What is required ▸ List every school class that the lockdown story names with a letter-and-number code such as "P5."

Study text ▸
===

Florence in Class at SAM.
A Teacher’s Story from Lockdown
Like so many day-care centres and nursery schools across the world, our SAM buildings have been eerily quiet since the coronavirus pandemic lockdown began in March. Nothing has been allowed to open, not even for key workers’ children, so sadly we can’t bring you news of our children.
We can however bring you news from one of our brilliant and dedicated teachers - we currently have three former students working as qualified teachers at SAM. They were all selected solely on their qualifications and abilities, and we are delighted that for them as individuals, and us as an organisation, that they have come full circle with us.
Although we are currently unable to visit Uganda, Florence – one of our first teachers in post when SAM opened in September 2019, now tells us her lockdown story... so over to Florence:
“We miss the children very much because it has now been a very long period. I'm afraid that they will forget a lot of things they have been taught in school and fall behind in their education. We tried with WhatsApp to send work to the children, but for the young children that is very difficult, they really just need a teacher! And not everyone has access to adequate internet. Power failures and unstable internet are part of daily life here.
As staff members of SAM, we enjoy the same benefits as the rest of the Kinderhulp Afrika’s employees at Children’s Welfare Mission and we are all very happy indeed that we still receive 70% of our salary. I live on the school campus together with many other permanent staff members. We have a place to live, we are safe, our children have food, and we have access to medical care in the Clinic on the campus if we are sick. We are very grateful for this. I am happy to report that my partner and I and our two little girls have been safe and well during these difficult times. We have been able to see other staff members living on the campus and to help each other, although we have missed being able to go to the Church that has had to be closed.
When I was 10 years old, I came to Children’s Welfare Mission. I was staying with extended family as both my parents had died. I should have gone into Primary Class P5, but the teachers put me in P3 because I had missed a lot of schooling and was unable to keep up. I settled in quickly and thought it was a very nice place to be and was proud of it. At home we were very poor, so it was a real difference to have a bed and regular meals. The rest of the family were jealous that I went to this school. I worked really hard in my lessons, my results improved and I passed primary school exams in P7. Primary school is compulsory in Uganda, although not every child gets the opportunity to complete and pass the national exams, so I was very fortunate to carry on to secondary school. The conditions were good, the teachers and staff very kind and supportive, and we had enough school materials and books.
When I finished S4 (‘O’ level), my sponsor family encouraged me to do a course. I wanted to continue with secondary school, do ‘A’ level and go to University, so I was not keen at first. However, I was persuaded to do a teaching course, and on completing that course I got a job right away! I had a place to live and I worked really hard.

===

Rows from a collection:
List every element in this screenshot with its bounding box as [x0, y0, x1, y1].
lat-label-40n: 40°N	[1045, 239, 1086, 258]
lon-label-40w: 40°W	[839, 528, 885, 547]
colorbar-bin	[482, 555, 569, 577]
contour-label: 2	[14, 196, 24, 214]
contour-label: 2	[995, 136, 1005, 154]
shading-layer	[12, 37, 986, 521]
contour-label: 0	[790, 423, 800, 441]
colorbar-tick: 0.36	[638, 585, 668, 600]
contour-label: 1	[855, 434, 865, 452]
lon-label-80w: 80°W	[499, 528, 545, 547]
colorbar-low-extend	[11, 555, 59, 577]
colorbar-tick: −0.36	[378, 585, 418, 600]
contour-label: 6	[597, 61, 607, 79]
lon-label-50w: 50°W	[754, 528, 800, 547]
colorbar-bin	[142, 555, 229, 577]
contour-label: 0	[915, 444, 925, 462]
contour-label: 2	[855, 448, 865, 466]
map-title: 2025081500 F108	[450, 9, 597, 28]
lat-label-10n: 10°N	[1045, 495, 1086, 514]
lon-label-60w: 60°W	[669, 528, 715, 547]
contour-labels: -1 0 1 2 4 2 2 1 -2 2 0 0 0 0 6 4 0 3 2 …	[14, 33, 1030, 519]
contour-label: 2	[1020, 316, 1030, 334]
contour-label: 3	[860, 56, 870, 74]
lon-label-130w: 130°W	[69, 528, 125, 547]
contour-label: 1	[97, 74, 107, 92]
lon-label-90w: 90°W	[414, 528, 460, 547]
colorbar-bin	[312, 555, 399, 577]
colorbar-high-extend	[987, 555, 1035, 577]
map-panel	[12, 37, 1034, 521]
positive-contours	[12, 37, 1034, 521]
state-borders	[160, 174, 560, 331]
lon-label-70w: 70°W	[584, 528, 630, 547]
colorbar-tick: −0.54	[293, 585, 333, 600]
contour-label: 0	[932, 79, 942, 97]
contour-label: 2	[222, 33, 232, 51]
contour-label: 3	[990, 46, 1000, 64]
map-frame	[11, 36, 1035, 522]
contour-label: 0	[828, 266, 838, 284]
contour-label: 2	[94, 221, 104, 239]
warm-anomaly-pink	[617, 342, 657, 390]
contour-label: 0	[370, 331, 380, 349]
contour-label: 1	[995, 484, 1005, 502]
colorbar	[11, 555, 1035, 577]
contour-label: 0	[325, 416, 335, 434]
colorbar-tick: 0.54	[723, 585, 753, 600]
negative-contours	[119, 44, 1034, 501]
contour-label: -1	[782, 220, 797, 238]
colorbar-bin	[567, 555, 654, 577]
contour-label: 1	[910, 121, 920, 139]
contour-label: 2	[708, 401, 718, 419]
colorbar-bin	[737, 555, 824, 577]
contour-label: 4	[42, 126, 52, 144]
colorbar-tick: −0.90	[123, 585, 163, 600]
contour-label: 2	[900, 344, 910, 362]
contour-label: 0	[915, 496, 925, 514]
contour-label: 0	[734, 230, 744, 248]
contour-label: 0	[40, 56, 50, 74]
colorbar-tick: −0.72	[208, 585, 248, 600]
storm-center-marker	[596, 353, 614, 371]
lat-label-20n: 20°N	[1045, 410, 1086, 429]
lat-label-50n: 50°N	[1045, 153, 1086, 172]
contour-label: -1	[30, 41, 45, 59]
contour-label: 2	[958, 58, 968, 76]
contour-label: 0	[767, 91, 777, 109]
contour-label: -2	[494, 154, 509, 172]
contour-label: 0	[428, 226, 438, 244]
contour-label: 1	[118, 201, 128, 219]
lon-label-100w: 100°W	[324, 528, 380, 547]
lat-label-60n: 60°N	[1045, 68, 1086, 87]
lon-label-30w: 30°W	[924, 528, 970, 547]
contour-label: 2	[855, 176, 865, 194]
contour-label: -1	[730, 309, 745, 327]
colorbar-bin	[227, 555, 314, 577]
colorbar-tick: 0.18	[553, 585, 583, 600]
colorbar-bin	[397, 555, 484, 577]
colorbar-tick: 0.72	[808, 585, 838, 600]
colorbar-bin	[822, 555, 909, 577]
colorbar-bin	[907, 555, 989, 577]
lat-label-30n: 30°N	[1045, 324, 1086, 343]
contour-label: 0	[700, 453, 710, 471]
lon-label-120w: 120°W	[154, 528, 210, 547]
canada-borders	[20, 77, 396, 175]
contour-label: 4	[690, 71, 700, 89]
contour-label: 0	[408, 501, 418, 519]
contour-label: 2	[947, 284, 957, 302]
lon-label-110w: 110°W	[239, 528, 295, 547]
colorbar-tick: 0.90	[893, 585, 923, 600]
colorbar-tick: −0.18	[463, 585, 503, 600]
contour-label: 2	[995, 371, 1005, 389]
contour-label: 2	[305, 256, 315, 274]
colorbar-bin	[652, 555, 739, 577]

===

Solution to this problem ▸ P5, P3, P7, S4